(Stored records)

#####

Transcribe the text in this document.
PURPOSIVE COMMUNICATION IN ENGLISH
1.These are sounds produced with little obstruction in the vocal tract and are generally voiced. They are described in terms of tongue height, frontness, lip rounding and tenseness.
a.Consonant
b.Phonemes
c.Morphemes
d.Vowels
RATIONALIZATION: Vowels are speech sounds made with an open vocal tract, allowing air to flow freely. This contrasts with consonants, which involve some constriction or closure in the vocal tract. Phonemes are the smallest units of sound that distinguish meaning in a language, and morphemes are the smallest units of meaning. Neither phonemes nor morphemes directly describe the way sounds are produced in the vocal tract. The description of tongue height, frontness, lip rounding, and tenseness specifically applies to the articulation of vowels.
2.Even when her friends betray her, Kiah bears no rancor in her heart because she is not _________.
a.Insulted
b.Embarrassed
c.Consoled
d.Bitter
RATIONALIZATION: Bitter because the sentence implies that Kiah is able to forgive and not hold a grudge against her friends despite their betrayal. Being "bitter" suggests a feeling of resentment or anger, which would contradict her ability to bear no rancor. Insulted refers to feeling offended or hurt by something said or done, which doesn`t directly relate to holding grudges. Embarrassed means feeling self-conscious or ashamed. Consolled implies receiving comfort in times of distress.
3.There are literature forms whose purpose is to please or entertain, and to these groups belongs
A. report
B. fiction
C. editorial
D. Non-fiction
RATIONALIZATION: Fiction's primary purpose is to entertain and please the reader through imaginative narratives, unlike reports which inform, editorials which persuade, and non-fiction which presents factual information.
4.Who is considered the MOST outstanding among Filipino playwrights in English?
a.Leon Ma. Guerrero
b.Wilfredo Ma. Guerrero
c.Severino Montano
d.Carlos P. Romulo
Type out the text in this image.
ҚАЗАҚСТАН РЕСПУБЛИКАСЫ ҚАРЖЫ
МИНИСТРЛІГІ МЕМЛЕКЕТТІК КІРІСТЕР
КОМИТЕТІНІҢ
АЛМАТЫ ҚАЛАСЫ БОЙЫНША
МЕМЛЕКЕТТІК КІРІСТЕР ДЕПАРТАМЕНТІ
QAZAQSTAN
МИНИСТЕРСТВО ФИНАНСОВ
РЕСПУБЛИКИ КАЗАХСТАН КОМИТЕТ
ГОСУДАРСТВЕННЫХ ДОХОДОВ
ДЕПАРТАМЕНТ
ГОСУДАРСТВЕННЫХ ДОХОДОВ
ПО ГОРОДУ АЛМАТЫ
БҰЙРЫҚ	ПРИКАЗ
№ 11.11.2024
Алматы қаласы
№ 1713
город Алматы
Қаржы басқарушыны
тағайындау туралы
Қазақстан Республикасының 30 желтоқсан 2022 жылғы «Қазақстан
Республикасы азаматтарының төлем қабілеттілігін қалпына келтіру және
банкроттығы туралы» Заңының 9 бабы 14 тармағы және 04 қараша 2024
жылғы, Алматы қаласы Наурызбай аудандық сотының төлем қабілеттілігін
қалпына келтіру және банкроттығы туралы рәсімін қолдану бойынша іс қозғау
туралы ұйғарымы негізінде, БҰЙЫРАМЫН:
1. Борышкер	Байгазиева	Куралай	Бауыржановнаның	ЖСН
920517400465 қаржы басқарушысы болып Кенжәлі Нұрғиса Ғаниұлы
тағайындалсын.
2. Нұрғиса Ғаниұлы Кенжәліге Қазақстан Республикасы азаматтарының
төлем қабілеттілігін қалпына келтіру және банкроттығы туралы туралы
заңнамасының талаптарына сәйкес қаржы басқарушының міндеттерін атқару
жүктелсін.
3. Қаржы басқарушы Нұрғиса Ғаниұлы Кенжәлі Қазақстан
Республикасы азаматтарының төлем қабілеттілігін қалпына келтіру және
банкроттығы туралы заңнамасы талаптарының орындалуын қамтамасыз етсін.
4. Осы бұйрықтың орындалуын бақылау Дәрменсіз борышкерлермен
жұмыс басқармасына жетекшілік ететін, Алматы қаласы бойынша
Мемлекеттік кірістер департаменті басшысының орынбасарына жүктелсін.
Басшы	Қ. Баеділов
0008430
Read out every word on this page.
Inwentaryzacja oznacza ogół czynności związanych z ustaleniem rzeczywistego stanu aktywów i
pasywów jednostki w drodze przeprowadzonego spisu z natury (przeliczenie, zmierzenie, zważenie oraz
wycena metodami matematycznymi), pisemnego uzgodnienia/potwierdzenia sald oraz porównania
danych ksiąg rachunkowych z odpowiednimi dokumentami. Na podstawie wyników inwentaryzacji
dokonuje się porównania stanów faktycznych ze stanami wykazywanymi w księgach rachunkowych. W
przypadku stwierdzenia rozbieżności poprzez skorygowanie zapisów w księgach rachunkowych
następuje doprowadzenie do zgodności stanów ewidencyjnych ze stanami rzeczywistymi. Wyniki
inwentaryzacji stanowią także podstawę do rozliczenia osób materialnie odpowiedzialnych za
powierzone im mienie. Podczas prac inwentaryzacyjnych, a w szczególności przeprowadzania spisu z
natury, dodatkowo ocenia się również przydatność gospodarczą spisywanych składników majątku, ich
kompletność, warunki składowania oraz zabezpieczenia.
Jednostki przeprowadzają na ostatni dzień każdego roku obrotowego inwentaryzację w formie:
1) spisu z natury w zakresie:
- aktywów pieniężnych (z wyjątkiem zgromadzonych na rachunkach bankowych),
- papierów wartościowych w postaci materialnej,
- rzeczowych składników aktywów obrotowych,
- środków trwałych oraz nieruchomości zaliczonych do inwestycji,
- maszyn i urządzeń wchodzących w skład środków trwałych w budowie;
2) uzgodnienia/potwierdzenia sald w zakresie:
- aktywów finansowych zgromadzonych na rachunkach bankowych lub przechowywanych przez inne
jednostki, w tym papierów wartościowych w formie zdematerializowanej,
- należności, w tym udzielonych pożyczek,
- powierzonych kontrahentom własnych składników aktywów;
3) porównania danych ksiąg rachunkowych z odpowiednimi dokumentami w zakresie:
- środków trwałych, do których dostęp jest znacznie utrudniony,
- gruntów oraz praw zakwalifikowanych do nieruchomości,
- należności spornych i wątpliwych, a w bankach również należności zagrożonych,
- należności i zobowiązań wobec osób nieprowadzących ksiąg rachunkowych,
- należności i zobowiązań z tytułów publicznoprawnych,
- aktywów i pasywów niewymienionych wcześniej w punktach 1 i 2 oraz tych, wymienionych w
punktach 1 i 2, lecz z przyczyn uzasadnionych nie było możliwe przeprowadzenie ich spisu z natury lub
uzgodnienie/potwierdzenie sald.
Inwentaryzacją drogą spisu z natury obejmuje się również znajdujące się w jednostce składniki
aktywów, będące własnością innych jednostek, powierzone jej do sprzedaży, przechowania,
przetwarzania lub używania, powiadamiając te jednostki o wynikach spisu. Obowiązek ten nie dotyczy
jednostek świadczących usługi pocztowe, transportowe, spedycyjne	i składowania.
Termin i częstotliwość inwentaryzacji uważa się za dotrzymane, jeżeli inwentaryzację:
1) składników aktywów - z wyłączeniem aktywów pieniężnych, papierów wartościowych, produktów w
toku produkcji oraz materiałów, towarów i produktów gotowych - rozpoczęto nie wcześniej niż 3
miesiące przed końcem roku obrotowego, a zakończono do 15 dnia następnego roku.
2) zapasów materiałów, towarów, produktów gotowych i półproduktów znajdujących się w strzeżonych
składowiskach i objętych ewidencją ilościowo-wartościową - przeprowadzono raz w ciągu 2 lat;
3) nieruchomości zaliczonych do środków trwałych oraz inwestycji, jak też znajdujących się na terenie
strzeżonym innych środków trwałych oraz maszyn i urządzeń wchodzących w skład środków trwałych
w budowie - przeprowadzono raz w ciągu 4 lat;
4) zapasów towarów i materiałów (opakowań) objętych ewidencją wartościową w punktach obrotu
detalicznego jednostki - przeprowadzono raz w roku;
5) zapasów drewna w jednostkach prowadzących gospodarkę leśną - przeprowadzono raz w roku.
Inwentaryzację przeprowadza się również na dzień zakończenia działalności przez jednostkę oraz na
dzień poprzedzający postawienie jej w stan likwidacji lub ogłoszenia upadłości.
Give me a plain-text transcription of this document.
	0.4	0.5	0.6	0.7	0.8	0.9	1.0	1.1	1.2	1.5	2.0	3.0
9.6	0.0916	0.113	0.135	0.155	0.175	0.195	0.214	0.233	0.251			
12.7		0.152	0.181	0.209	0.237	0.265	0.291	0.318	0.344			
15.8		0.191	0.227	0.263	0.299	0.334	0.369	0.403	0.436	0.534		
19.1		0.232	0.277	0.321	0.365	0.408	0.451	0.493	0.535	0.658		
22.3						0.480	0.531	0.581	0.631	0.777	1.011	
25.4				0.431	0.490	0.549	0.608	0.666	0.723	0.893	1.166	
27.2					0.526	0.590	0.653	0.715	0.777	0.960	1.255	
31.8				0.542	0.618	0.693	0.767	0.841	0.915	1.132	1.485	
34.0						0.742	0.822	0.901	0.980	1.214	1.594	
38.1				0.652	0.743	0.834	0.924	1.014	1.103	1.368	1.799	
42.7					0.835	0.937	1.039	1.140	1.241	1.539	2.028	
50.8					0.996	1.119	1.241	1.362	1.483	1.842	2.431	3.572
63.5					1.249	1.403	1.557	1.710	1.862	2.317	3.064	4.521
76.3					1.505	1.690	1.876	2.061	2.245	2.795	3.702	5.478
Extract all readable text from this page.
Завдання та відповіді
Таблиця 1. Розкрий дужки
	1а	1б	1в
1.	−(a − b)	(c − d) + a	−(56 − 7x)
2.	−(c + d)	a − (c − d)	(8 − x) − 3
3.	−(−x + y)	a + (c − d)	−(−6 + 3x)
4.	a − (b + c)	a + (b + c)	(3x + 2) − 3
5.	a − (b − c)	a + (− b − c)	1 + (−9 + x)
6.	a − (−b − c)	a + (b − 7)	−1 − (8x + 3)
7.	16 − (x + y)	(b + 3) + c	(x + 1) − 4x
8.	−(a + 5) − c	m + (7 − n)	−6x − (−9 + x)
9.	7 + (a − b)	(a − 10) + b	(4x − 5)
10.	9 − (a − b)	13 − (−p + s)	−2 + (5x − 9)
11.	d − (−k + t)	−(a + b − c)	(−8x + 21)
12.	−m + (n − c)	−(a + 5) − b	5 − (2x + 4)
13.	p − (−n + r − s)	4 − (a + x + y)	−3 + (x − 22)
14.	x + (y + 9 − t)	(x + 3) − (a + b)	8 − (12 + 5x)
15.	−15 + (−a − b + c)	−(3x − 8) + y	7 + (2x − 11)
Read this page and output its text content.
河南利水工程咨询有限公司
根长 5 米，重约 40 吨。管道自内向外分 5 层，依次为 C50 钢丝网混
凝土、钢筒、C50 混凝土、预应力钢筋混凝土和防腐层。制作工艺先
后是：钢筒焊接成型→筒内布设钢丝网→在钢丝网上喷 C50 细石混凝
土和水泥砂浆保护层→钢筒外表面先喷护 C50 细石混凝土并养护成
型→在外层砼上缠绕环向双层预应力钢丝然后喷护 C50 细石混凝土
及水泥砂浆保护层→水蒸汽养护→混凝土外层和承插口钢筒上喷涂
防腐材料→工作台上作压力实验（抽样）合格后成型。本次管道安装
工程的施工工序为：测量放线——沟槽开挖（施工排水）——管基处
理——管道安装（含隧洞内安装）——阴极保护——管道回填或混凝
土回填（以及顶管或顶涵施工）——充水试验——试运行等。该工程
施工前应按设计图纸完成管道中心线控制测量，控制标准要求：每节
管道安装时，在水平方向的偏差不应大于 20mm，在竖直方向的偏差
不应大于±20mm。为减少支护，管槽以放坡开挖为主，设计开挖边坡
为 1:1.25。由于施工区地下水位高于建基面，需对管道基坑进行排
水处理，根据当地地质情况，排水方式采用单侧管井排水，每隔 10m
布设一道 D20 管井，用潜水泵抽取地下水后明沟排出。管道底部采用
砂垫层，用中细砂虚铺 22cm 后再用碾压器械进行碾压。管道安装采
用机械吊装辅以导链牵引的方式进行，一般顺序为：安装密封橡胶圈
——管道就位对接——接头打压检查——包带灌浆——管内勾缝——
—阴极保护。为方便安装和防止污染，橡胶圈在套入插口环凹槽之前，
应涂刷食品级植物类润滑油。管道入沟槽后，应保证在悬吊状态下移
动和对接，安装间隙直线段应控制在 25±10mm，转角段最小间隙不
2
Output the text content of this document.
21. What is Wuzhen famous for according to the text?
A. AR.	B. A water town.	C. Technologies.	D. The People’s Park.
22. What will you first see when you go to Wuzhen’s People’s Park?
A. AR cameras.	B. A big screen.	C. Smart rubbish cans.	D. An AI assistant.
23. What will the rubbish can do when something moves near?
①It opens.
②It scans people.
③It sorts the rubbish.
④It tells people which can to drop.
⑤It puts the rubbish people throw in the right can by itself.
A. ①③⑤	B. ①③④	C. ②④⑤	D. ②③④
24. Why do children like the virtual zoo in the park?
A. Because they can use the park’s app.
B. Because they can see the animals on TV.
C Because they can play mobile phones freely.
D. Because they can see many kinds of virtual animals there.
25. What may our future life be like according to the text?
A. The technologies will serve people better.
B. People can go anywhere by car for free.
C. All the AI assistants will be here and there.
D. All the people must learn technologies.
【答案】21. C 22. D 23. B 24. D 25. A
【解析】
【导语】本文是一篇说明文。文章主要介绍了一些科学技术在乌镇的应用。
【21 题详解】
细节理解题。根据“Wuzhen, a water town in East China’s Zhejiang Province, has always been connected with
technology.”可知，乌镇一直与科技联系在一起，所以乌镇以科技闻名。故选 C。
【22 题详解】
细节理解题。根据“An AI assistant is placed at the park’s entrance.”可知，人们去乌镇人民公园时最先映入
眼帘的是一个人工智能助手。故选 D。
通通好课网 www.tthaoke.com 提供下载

#####

Check each line of the records for the word "maszyn" and extract those that contain it.

• _Task output_
- maszyn i urządzeń wchodzących w skład środków trwałych w budowie;
strzeżonym innych środków trwałych oraz maszyn i urządzeń wchodzących w skład środków trwałych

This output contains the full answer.